==== Material shown ====

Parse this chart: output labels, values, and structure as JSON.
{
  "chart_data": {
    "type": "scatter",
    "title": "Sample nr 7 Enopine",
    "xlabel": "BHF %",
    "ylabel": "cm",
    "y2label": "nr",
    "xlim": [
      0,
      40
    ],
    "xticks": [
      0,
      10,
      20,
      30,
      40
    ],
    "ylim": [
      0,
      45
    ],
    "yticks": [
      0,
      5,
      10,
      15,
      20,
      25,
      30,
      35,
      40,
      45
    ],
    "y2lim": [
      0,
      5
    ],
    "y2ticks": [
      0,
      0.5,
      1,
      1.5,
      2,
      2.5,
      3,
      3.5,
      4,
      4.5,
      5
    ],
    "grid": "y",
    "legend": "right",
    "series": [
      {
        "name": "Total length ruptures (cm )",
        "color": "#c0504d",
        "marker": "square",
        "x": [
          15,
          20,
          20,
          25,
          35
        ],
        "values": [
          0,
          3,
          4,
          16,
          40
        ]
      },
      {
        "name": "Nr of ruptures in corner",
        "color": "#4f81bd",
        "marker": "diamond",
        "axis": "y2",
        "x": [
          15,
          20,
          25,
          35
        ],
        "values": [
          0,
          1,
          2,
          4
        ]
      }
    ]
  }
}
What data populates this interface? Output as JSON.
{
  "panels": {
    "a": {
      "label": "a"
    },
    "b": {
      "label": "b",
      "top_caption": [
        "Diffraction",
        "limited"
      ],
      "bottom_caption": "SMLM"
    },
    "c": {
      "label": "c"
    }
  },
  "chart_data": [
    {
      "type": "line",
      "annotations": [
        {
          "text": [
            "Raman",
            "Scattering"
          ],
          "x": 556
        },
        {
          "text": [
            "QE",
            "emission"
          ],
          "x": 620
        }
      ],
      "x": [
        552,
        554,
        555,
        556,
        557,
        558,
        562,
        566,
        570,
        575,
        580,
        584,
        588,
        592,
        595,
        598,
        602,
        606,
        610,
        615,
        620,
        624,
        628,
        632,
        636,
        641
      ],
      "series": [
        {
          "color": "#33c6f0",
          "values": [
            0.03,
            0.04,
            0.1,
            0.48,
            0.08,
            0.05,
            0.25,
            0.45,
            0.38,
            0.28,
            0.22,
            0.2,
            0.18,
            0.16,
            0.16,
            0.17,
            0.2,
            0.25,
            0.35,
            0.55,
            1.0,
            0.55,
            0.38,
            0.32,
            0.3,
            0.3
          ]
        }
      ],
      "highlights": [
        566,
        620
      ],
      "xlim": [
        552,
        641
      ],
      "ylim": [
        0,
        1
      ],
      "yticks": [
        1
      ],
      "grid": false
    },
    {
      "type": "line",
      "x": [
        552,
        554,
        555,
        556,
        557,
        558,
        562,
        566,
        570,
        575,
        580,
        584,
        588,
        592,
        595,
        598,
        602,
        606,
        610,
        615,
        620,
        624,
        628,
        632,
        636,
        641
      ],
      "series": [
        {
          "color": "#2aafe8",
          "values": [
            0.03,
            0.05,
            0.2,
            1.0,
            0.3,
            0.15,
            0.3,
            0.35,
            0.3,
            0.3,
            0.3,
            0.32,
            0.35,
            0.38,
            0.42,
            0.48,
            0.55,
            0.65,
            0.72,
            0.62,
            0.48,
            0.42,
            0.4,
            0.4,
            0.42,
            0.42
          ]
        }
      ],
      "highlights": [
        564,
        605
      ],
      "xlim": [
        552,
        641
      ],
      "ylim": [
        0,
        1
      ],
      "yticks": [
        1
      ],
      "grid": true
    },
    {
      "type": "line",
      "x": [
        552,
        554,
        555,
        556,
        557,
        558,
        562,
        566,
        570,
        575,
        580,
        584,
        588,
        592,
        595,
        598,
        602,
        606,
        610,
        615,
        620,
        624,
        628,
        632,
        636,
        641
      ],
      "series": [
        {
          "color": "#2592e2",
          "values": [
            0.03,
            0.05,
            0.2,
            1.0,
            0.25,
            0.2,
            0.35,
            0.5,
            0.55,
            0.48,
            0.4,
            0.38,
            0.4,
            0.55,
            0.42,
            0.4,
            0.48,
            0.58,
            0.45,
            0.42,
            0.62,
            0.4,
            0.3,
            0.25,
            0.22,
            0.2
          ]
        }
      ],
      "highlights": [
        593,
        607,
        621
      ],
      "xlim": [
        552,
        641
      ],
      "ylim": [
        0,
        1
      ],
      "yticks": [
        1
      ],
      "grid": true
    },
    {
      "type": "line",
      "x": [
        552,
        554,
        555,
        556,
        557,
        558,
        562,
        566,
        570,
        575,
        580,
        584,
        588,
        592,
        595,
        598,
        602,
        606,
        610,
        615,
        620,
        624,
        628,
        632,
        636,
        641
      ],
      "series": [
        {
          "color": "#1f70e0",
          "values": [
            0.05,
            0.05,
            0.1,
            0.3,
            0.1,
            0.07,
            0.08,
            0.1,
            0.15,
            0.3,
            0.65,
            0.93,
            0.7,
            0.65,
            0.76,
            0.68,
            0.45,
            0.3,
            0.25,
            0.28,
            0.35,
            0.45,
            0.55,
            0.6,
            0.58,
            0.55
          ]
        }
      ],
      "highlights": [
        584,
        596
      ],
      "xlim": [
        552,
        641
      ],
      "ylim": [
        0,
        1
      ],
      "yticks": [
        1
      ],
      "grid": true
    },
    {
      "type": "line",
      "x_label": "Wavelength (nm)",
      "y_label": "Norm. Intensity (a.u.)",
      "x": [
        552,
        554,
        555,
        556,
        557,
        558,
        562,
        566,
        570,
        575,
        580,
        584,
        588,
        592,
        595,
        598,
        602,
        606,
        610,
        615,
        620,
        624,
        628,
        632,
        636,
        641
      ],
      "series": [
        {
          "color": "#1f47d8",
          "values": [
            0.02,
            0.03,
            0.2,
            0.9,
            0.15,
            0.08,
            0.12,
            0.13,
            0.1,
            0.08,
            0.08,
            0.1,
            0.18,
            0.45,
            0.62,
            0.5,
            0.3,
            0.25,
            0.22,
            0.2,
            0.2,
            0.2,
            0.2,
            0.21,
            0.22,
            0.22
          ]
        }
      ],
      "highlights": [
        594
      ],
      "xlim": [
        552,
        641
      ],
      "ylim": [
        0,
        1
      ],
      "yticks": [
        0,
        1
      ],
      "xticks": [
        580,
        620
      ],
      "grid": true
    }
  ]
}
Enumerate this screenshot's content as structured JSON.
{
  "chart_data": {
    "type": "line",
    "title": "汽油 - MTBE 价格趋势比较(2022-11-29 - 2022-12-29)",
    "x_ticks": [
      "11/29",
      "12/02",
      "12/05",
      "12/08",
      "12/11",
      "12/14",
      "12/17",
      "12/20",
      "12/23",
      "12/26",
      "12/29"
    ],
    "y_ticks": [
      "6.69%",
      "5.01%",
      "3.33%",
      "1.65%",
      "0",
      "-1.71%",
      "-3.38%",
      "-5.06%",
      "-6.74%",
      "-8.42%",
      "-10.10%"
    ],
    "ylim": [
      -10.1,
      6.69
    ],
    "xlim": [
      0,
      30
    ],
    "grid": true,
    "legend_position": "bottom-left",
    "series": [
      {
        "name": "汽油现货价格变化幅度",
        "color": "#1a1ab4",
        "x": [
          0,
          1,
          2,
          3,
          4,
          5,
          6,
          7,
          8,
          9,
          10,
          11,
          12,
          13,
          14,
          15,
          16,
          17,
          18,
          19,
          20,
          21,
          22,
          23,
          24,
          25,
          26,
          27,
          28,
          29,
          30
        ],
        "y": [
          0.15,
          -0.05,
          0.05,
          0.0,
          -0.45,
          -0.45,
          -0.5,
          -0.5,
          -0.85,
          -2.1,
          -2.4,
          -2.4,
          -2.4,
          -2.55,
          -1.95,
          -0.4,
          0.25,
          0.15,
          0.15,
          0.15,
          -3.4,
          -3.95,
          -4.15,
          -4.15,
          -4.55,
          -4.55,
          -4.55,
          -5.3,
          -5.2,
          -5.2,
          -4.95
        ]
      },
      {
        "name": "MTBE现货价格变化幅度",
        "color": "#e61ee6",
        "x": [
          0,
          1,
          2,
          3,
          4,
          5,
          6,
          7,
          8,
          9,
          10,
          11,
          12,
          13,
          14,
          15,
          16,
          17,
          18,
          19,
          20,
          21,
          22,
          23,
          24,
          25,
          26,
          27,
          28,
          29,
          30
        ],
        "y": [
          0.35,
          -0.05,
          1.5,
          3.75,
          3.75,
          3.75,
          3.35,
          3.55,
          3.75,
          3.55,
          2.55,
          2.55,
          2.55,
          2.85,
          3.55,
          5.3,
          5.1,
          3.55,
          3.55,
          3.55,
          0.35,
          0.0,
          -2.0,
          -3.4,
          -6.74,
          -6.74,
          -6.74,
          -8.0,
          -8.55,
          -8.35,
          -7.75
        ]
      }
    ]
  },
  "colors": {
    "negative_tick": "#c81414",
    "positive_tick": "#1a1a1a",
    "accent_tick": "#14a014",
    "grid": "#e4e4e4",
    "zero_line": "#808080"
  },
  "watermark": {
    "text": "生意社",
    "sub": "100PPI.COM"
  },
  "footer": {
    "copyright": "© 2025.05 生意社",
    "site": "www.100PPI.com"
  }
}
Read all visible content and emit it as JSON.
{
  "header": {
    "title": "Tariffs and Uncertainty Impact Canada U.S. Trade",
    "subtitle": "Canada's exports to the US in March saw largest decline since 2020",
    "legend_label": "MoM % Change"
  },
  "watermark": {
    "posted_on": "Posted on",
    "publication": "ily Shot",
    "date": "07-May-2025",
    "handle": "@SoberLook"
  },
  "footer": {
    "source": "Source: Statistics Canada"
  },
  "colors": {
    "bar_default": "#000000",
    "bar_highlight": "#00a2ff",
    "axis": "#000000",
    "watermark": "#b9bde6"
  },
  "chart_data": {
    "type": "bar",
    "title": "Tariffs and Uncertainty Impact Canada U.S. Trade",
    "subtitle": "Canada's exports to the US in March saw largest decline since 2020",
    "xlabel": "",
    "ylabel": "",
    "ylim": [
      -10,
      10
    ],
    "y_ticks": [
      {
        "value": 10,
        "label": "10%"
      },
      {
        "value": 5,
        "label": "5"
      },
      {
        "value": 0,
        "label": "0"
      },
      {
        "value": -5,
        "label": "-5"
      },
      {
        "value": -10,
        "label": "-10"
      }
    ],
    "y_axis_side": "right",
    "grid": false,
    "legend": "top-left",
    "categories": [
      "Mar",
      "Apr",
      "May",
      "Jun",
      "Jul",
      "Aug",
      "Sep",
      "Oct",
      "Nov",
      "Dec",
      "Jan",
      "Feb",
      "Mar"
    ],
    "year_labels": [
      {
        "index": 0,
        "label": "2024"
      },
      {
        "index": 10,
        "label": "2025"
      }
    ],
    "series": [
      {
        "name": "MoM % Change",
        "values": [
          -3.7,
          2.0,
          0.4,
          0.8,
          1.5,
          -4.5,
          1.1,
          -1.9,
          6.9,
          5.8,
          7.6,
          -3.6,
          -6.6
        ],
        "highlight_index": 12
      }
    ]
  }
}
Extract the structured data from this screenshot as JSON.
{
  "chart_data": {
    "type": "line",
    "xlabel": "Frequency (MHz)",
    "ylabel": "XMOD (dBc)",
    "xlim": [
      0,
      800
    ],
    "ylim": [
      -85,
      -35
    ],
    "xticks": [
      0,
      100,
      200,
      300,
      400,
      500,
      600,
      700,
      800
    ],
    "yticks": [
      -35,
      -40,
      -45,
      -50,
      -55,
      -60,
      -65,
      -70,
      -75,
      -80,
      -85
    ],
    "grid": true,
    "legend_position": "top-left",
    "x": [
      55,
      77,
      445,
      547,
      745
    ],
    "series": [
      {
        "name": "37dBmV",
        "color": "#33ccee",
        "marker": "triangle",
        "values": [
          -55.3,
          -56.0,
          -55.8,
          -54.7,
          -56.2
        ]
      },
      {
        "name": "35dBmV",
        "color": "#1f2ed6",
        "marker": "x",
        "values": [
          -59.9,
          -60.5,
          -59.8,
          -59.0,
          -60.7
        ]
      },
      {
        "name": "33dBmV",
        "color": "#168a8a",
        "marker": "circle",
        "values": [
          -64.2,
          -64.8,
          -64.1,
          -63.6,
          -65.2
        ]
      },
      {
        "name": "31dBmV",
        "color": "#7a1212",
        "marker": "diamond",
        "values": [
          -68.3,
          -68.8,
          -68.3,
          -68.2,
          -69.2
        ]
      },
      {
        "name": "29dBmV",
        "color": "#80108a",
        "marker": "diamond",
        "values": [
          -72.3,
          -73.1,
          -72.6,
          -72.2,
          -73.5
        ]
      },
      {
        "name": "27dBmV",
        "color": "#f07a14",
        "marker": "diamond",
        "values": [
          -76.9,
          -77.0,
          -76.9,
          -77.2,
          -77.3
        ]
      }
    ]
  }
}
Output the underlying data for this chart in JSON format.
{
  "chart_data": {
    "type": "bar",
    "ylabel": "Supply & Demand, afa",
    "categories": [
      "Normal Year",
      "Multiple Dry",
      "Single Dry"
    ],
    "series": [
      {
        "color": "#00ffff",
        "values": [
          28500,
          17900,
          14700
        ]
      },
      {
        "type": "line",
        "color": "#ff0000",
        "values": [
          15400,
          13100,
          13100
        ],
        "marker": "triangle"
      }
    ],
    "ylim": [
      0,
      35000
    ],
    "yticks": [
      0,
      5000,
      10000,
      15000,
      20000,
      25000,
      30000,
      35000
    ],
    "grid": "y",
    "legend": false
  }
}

====

▶ [Your task]
Using the records above, pull out each line where the word "name" occurs.

▶ [Output for this exercise]
        "name": "Total length ruptures (cm )",
        "name": "Nr of ruptures in corner",
        "name": "汽油现货价格变化幅度",
        "name": "MTBE现货价格变化幅度",
        "name": "MoM % Change",
        "name": "37dBmV",
        "name": "35dBmV",
        "name": "33dBmV",
        "name": "31dBmV",
        "name": "29dBmV",
        "name": "27dBmV",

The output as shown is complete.